# Task to complete
Gather up every line that includes the string "pressure".

# Information supplied
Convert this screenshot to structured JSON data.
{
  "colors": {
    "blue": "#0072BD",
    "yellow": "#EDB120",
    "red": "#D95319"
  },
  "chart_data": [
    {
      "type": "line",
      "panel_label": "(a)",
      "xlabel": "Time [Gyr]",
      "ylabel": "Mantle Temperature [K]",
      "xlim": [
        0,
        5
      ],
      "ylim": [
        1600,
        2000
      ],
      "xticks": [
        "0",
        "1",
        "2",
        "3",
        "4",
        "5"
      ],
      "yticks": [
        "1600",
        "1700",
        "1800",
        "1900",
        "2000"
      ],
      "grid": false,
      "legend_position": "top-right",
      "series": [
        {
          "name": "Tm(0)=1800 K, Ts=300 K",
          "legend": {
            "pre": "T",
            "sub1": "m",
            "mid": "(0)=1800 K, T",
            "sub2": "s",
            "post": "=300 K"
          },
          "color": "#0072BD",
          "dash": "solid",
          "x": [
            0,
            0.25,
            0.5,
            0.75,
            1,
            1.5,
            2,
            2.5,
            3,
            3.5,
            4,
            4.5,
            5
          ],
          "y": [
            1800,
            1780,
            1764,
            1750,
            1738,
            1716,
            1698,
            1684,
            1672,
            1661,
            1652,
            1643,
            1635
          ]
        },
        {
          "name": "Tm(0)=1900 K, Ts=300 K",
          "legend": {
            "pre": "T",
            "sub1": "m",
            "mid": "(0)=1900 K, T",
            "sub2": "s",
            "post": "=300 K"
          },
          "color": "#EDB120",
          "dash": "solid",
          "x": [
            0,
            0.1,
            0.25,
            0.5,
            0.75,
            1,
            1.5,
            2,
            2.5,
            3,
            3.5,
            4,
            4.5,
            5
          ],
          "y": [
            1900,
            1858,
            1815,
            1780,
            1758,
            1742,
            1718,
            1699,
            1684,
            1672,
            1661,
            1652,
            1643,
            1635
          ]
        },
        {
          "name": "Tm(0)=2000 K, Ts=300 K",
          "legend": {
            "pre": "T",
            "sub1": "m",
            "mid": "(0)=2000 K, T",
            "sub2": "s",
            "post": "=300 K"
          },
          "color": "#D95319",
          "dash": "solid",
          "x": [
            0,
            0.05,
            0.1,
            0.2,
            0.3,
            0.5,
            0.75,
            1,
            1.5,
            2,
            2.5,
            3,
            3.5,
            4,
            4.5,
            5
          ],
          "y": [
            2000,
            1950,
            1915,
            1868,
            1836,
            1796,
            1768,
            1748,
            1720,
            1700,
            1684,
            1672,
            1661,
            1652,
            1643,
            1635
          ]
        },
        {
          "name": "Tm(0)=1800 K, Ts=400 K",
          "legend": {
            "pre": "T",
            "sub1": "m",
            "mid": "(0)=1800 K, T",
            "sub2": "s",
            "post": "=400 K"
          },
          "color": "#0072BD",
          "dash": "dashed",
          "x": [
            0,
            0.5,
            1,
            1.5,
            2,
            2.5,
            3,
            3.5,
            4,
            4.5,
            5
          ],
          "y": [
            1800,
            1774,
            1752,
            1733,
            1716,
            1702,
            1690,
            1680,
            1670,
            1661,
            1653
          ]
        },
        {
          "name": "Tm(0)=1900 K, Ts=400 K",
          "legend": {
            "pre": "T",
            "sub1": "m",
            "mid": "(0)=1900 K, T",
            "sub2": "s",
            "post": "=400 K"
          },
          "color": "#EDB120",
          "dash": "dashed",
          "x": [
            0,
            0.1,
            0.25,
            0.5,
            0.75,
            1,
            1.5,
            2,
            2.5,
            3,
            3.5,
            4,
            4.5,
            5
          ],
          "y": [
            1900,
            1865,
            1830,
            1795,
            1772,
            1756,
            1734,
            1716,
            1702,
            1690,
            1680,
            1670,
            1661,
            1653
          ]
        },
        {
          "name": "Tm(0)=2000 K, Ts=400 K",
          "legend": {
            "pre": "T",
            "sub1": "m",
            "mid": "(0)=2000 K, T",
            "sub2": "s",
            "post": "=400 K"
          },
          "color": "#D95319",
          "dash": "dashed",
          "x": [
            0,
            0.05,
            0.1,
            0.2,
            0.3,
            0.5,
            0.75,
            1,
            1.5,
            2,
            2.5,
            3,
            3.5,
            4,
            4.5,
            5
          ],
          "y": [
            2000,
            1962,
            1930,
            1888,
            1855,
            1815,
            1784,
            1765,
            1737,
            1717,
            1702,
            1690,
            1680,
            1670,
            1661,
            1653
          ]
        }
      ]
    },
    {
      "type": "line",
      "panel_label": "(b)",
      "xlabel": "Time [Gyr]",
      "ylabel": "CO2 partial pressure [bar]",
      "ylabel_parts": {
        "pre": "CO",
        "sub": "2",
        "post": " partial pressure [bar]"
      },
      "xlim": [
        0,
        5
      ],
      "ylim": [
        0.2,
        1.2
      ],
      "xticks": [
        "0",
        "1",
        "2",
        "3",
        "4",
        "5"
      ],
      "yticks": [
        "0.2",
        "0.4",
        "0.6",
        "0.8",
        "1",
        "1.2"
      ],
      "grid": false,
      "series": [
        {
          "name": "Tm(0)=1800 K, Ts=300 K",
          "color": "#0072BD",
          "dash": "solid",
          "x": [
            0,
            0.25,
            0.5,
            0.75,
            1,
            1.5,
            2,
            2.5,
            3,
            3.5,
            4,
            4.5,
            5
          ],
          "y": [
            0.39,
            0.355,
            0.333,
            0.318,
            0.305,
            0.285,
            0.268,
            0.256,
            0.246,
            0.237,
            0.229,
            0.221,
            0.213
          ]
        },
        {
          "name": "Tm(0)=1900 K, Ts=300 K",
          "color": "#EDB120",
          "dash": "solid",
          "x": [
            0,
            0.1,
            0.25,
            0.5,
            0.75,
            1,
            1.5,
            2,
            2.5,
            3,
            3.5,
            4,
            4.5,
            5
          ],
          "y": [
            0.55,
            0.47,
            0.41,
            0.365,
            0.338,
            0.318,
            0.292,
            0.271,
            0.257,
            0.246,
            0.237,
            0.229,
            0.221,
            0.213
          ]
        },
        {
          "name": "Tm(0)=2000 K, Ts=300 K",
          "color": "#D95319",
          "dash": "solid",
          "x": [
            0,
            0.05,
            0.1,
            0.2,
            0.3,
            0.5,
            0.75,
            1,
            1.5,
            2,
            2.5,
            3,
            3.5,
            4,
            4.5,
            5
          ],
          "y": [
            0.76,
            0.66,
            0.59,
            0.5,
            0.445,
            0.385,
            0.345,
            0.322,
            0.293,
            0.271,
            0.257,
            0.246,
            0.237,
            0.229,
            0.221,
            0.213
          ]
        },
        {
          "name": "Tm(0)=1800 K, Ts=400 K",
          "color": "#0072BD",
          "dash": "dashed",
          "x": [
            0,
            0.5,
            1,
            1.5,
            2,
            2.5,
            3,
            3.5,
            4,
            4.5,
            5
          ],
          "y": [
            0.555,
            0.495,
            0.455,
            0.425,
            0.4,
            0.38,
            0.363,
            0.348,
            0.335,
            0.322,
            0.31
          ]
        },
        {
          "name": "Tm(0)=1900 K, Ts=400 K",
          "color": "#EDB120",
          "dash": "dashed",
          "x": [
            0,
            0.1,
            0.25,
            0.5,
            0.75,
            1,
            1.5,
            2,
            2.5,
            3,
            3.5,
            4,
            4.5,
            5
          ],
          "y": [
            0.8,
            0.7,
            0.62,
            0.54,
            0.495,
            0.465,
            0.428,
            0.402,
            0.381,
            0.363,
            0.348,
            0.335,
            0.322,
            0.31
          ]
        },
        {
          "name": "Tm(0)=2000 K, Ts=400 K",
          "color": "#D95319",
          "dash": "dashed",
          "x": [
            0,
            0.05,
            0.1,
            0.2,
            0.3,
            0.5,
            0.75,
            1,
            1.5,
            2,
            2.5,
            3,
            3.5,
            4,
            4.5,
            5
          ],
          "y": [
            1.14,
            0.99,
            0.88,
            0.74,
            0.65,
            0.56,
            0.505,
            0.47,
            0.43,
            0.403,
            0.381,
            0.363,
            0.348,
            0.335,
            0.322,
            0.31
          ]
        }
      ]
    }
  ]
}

# Exercise response
      "ylabel": "CO2 partial pressure [bar]",
        "post": " partial pressure [bar]"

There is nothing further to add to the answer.